- EXERCISE DETAILS
Give the count of lines in the data that include "Camaro", with no other words.

## start RECORDS PROVIDED

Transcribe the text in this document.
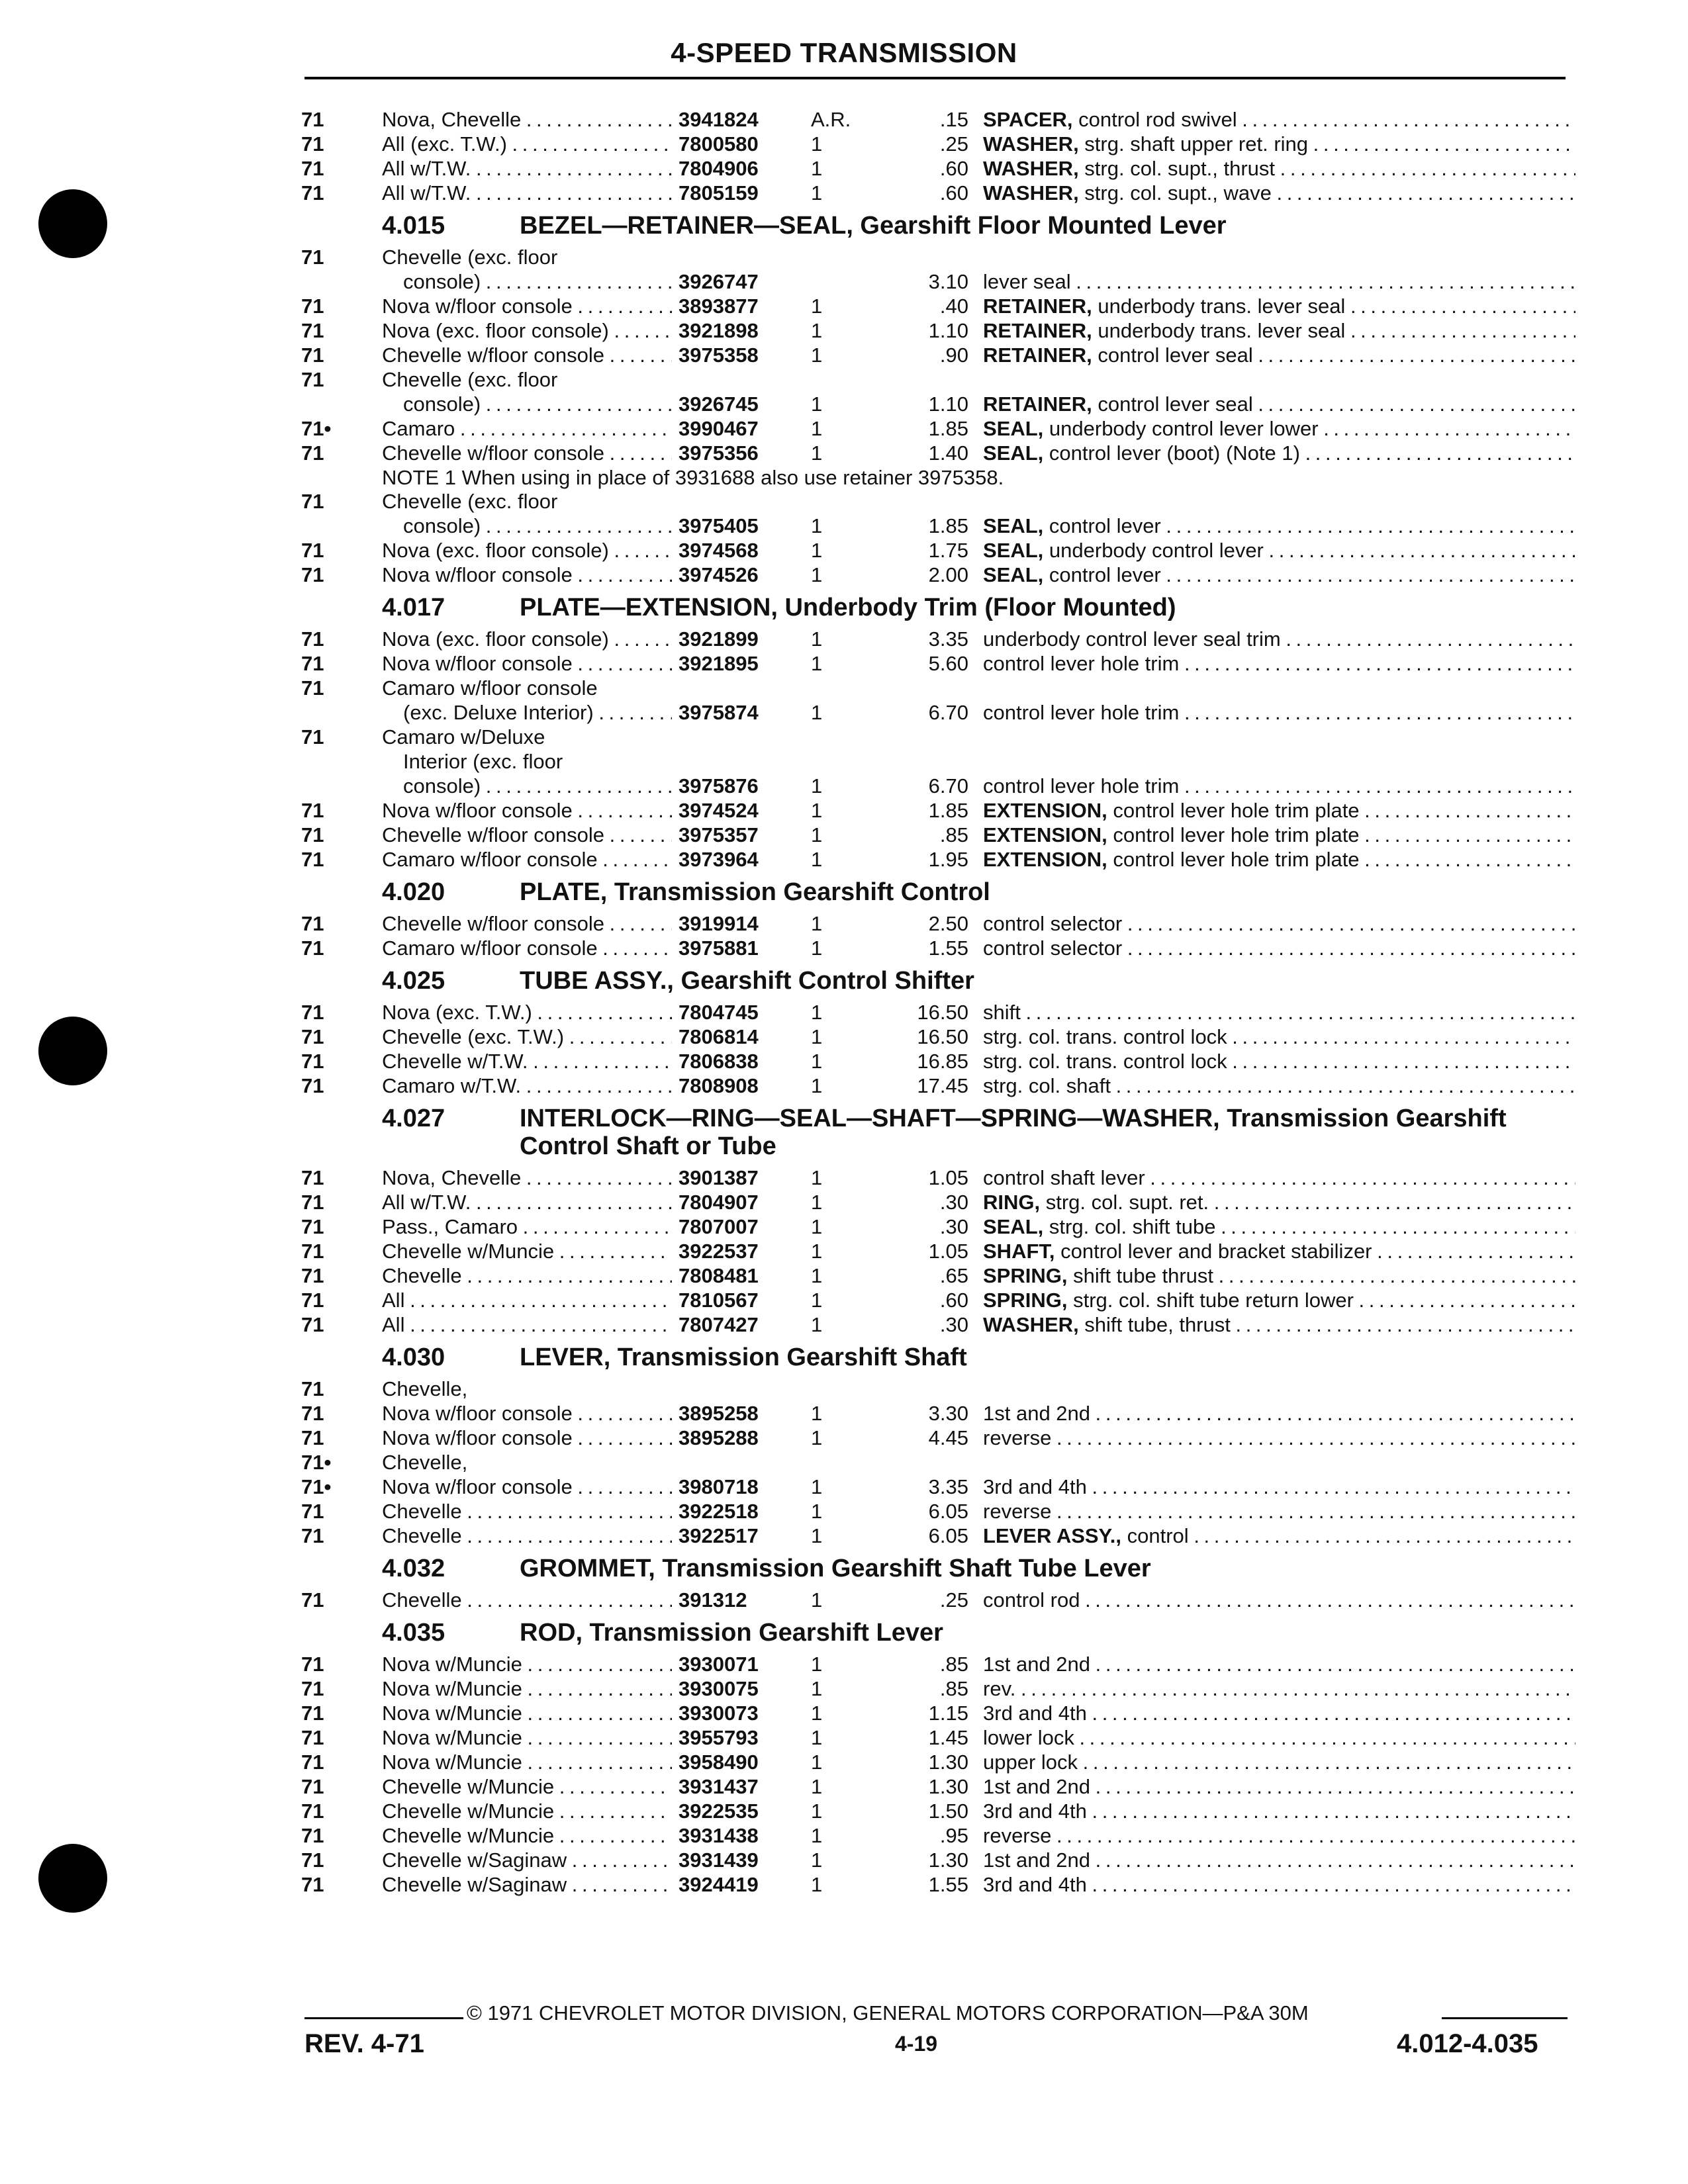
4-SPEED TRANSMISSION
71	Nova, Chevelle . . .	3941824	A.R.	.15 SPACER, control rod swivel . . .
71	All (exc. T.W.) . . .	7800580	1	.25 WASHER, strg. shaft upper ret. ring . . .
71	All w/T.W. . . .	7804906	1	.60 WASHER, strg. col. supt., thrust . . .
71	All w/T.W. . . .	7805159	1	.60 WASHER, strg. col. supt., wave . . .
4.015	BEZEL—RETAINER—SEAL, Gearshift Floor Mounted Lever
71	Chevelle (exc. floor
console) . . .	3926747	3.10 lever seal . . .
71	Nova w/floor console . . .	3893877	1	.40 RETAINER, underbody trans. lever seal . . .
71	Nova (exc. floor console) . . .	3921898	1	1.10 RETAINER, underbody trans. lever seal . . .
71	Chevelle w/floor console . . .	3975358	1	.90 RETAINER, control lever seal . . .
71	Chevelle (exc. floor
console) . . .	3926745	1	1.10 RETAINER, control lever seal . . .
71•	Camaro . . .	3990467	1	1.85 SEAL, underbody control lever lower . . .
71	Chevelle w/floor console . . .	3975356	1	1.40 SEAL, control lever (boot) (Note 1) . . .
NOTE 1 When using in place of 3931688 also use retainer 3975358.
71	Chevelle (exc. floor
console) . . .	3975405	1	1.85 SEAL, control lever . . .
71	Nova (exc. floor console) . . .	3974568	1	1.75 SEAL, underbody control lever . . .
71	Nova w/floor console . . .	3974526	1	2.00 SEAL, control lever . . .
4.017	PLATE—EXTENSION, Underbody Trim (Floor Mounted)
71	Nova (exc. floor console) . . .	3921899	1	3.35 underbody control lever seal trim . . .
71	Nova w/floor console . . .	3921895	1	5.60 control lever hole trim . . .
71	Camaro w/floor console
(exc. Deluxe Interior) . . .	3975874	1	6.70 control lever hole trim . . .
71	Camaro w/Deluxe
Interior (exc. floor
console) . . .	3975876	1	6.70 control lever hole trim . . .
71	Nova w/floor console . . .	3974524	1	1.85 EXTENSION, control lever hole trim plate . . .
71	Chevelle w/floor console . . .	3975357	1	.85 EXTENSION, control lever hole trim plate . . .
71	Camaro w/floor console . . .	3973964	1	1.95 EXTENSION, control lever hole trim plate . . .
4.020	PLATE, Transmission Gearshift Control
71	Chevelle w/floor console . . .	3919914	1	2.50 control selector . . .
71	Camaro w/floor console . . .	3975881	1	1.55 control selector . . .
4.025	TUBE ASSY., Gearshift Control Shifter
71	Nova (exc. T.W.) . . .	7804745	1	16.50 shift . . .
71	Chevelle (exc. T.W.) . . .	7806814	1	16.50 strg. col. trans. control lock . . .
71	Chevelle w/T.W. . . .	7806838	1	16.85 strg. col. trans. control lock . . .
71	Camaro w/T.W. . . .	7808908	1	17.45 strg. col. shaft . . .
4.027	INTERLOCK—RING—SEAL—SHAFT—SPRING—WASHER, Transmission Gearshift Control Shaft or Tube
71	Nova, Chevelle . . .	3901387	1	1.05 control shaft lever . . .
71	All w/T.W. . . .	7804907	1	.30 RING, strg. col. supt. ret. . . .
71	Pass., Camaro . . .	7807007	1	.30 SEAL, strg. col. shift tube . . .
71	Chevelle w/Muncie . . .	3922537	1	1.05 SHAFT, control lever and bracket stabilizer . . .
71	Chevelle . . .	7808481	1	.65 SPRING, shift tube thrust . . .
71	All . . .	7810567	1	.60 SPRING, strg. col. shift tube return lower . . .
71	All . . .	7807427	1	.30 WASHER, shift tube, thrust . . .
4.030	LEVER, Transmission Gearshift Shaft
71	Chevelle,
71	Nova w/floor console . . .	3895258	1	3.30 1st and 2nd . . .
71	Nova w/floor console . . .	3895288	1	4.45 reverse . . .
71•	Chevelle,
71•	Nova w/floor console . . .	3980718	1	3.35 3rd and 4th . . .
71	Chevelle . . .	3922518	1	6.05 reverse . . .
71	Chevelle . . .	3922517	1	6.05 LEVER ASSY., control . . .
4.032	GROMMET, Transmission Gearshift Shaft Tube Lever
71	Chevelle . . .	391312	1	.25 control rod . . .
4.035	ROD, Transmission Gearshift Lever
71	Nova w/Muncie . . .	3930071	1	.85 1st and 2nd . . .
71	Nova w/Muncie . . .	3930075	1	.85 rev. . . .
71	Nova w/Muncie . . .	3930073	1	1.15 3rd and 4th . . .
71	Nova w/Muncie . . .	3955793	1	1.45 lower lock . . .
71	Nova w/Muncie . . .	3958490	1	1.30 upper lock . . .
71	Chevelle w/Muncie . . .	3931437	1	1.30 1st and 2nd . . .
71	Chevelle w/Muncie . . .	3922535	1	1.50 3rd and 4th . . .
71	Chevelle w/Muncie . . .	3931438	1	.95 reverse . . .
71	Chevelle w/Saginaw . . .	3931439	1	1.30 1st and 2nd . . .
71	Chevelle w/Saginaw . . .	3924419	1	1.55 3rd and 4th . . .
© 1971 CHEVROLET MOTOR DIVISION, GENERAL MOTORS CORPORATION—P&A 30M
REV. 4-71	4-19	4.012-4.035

## end RECORDS PROVIDED

- EXPECTED OUTPUT
7